*Given request 1*:
In the article on Michelin-starred food stalls, rewrite the paragraph beginning "The owner of one of the food stalls" as a single shorter sentence that keeps its main facts.

*Given passage*:
Two humble food stalls in Singapore became the first street vendors to receive a Michelin star last week. These Michelin-starred stalls were included among the dining venues of the new Singapore guide.
Singapore is the first south-east Asian country in the world, and the fourth in Asia, awarded by the Michelin Guide.
The owner of one of the food stalls was very delighted with the international award and expects it will stimulate young people to run the hawker food business which actually is managed by senior chefs.
The stalls recognized by a Michelin-star have not immediate intention to raise the price of their dish so they don’t reach the high levels of the Michelin-star prices.
There are other Asian countries that have been recognized by the Michelin guide such as Tokyo becoming the first Michelin-starred ramen noodle bar in the world. The modest seat-avenue with low prices was rated for its amazing foodie options.
And a Japanese ramen restaurant had been crowned with a star Michelin. Of course, it was unexpected because ramen has been regarded as cheap and tasty fast food. And I thought it was a good idea to have Michelin modest restaurants with a cheap menu where customers are seduced by the quality of a bowl of noodles. It’s not easy to make good ramen because the noodles are alive so they can absorb too much water or become too wet.

*Given request 2*:
From the rows below, write out everything from the line containing "y-tick-label: 3,000 bbox=[34, 251, 68, 267]" down to the line containing "y-tick-label: 1,500 bbox=[34, 438, 68, 454]", both lines included and unchanged.

*Record excerpts*:
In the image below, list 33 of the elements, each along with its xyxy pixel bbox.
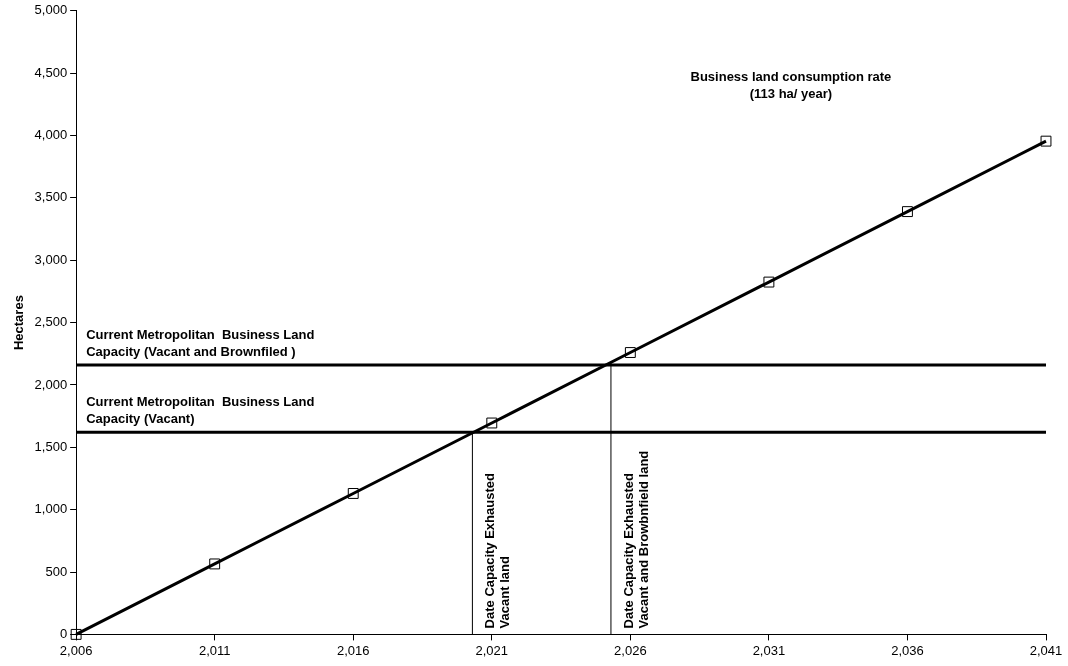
y-tick-label: 3,000 bbox=[34, 251, 68, 267]
x-tick-label: 2,036 bbox=[891, 642, 924, 658]
y-tick-label: 2,000 bbox=[34, 376, 68, 392]
point bbox=[347, 488, 359, 499]
x-tick-label: 2,016 bbox=[336, 642, 370, 658]
y-axis-title: Hectares bbox=[11, 295, 27, 351]
y-tick-label: 0 bbox=[59, 625, 68, 641]
point bbox=[486, 417, 498, 429]
ref-line-label: Date Capacity Exhausted Vacant land bbox=[482, 473, 513, 629]
y-tick-label: 4,500 bbox=[34, 64, 68, 80]
y-tick-label: 2,500 bbox=[34, 314, 68, 330]
x-tick-label: 2,011 bbox=[198, 642, 231, 658]
ref-line-label: Date Capacity Exhausted Vacant and Browbnfield land bbox=[621, 450, 652, 629]
x-tick-label: 2,026 bbox=[614, 642, 647, 658]
point bbox=[209, 558, 221, 570]
y-tick-label: 500 bbox=[45, 563, 68, 579]
ref-line-label: Current Metropolitan Business Land Capacity (Vacant) bbox=[86, 394, 315, 427]
point bbox=[902, 206, 913, 218]
ref-line-label: Current Metropolitan Business Land Capacity (Vacant and Brownfiled ) bbox=[86, 327, 315, 360]
x-tick-label: 2,006 bbox=[59, 642, 93, 658]
y-tick-label: 1,500 bbox=[34, 438, 68, 454]
y-tick-label: 5,000 bbox=[34, 2, 68, 18]
y-tick-label: 3,500 bbox=[34, 189, 68, 205]
x-tick-label: 2,041 bbox=[1029, 642, 1063, 658]
point bbox=[624, 347, 636, 358]
point bbox=[70, 628, 82, 640]
y-tick-label: 1,000 bbox=[34, 501, 68, 517]
point bbox=[763, 276, 775, 288]
x-tick-label: 2,021 bbox=[475, 642, 509, 658]
x-tick-label: 2,031 bbox=[752, 642, 786, 658]
y-tick-label: 4,000 bbox=[34, 127, 68, 143]
annotation: Business land consumption rate (113 ha/ year) bbox=[690, 68, 892, 101]
point bbox=[1040, 135, 1052, 147]
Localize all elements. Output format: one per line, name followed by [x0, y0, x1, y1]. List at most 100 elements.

*Task response 1*:
One stall owner was delighted with the award and expects it to encourage young people to take up the hawker food business, which is currently run by senior chefs.

*Task response 2*:
y-tick-label: 3,000 bbox=[34, 251, 68, 267]
x-tick-label: 2,036 bbox=[891, 642, 924, 658]
y-tick-label: 2,000 bbox=[34, 376, 68, 392]
point bbox=[347, 488, 359, 499]
x-tick-label: 2,016 bbox=[336, 642, 370, 658]
y-axis-title: Hectares bbox=[11, 295, 27, 351]
y-tick-label: 0 bbox=[59, 625, 68, 641]
point bbox=[486, 417, 498, 429]
ref-line-label: Date Capacity Exhausted Vacant land bbox=[482, 473, 513, 629]
y-tick-label: 4,500 bbox=[34, 64, 68, 80]
y-tick-label: 2,500 bbox=[34, 314, 68, 330]
x-tick-label: 2,011 bbox=[198, 642, 231, 658]
ref-line-label: Date Capacity Exhausted Vacant and Browbnfield land bbox=[621, 450, 652, 629]
x-tick-label: 2,026 bbox=[614, 642, 647, 658]
point bbox=[209, 558, 221, 570]
y-tick-label: 500 bbox=[45, 563, 68, 579]
ref-line-label: Current Metropolitan Business Land Capacity (Vacant) bbox=[86, 394, 315, 427]
point bbox=[902, 206, 913, 218]
ref-line-label: Current Metropolitan Business Land Capacity (Vacant and Brownfiled ) bbox=[86, 327, 315, 360]
x-tick-label: 2,006 bbox=[59, 642, 93, 658]
y-tick-label: 1,500 bbox=[34, 438, 68, 454]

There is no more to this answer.